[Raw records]
──────────────────────────────

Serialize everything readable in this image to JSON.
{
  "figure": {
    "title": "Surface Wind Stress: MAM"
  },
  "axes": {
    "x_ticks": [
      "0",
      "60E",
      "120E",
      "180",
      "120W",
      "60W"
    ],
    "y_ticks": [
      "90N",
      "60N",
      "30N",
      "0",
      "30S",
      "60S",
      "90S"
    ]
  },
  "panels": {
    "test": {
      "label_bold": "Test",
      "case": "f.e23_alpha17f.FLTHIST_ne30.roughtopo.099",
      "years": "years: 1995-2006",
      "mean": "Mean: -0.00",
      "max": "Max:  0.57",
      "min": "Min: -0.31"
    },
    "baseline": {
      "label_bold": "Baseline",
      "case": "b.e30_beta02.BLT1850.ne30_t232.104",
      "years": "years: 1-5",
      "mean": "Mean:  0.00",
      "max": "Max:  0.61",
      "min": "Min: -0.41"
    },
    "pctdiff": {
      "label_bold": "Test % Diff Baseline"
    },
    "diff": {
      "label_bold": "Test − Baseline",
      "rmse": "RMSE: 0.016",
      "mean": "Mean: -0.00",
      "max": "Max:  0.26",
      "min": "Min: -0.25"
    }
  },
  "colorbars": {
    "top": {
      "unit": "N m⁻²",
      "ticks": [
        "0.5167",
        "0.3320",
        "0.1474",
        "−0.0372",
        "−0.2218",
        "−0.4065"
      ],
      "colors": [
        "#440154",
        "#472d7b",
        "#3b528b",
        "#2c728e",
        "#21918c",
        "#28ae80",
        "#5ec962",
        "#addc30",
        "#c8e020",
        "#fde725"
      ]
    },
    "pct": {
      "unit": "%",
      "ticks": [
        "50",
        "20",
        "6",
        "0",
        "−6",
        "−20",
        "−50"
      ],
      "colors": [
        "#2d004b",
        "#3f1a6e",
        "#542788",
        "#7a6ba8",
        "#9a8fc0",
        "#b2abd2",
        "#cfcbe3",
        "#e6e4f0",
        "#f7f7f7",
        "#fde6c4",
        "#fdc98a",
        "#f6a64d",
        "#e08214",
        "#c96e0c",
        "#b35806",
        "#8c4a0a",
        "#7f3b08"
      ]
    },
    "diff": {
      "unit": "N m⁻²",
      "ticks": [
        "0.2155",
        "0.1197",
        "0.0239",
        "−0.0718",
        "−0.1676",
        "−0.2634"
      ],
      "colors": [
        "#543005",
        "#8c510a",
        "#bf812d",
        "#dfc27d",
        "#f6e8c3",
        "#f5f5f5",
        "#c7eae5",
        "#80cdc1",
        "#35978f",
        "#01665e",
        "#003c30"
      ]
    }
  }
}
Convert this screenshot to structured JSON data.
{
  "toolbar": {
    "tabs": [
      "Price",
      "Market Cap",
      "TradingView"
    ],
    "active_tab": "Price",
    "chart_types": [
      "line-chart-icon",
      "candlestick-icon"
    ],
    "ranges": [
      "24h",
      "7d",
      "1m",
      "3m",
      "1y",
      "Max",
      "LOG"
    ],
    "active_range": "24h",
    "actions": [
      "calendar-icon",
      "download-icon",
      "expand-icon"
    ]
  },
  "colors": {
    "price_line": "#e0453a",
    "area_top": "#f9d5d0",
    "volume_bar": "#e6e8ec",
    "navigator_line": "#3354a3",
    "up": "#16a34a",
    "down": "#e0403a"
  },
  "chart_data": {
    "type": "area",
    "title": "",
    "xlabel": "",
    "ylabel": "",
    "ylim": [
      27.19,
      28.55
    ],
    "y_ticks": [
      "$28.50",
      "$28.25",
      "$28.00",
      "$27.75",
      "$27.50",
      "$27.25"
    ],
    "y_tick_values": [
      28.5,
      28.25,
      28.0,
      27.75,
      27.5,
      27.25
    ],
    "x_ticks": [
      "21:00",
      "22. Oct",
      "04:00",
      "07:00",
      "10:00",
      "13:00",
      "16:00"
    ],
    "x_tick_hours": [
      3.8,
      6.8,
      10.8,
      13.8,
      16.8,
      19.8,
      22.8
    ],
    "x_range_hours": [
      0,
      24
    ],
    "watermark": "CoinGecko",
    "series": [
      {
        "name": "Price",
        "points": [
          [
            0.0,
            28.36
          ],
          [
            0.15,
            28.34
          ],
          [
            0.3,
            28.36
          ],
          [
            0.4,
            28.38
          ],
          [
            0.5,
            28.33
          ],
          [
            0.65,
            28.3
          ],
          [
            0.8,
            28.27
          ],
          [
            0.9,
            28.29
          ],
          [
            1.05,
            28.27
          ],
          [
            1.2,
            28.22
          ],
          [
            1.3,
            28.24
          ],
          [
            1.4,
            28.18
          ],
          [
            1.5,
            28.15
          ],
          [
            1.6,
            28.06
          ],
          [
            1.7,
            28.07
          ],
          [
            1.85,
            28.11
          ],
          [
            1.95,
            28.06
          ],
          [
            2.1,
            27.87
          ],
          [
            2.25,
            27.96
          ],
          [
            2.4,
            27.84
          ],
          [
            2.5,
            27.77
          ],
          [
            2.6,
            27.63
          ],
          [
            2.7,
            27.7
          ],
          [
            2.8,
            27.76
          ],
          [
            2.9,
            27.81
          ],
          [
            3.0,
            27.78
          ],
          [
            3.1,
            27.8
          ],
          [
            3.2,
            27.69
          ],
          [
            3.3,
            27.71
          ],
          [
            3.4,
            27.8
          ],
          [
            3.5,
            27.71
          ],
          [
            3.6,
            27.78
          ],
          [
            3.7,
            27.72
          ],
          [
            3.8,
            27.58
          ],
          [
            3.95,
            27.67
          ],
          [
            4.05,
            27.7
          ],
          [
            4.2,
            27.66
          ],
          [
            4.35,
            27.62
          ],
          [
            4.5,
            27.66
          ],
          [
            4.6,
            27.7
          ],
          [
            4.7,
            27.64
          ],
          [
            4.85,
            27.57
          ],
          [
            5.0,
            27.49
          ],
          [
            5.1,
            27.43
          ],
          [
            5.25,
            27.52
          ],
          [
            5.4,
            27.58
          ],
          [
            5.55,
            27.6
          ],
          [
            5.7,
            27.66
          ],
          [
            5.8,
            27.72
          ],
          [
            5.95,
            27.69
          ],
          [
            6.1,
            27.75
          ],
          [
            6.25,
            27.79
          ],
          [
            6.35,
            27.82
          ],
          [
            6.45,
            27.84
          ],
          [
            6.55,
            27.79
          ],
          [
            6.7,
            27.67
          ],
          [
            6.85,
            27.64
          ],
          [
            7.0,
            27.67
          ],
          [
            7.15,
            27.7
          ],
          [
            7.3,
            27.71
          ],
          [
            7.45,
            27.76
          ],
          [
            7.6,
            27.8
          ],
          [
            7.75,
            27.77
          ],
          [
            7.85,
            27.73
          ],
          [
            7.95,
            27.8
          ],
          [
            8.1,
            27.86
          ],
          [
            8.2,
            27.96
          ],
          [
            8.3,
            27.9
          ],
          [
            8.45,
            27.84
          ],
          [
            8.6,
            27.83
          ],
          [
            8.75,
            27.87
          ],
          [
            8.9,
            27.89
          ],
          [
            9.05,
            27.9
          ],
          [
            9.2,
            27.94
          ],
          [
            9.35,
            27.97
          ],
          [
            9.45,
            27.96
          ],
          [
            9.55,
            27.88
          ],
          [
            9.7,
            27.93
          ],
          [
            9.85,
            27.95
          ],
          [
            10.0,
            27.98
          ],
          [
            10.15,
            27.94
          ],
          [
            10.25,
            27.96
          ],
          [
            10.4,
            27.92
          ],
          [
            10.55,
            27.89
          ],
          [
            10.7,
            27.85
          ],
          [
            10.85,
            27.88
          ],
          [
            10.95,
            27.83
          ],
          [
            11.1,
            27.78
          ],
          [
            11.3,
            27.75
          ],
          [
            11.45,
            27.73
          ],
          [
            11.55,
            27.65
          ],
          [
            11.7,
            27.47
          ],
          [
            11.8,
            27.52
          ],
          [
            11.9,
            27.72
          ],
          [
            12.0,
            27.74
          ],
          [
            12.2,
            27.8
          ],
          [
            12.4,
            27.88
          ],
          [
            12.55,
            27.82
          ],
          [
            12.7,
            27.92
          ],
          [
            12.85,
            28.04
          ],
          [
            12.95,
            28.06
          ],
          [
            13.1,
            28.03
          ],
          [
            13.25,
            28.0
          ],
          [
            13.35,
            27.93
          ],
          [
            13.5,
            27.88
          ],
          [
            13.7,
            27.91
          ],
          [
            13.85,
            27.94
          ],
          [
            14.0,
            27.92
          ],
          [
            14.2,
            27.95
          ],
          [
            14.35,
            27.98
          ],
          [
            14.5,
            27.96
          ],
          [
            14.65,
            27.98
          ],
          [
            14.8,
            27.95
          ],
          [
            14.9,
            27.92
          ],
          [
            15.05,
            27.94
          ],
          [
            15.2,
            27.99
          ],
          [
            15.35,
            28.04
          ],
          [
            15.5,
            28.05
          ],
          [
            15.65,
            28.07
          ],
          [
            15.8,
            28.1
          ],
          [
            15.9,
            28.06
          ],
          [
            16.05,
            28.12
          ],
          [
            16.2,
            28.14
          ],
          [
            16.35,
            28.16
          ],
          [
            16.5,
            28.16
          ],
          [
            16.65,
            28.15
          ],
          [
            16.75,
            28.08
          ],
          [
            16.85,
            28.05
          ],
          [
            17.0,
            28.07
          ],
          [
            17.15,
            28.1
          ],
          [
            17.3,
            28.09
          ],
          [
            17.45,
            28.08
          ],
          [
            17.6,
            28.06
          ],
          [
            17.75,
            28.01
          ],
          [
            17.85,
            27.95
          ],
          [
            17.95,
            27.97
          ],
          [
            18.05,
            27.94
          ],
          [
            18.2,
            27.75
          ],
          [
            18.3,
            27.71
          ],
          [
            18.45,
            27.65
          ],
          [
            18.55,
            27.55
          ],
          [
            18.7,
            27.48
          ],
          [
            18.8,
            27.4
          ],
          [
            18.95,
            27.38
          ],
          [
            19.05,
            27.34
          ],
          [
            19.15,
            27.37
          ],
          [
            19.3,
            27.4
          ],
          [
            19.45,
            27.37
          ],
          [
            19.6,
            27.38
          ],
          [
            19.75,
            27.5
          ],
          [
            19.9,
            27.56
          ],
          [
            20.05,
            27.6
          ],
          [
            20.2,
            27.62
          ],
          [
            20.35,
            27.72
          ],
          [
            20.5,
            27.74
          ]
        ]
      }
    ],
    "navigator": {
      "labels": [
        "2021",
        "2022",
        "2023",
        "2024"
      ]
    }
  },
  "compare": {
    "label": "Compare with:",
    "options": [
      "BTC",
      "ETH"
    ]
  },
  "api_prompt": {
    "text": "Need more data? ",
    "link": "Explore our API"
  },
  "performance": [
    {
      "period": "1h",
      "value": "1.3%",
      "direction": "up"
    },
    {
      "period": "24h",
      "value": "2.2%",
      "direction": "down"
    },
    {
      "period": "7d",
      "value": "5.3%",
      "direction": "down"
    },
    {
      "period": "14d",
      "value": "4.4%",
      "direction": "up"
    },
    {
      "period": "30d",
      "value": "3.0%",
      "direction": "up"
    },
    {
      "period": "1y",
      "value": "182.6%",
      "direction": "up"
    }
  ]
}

──────────────────────────────

• _Problem details_: Collect the lines of the records that include the string "title".

• _Finished task_:
    "title": "Surface Wind Stress: MAM"
    "title": "",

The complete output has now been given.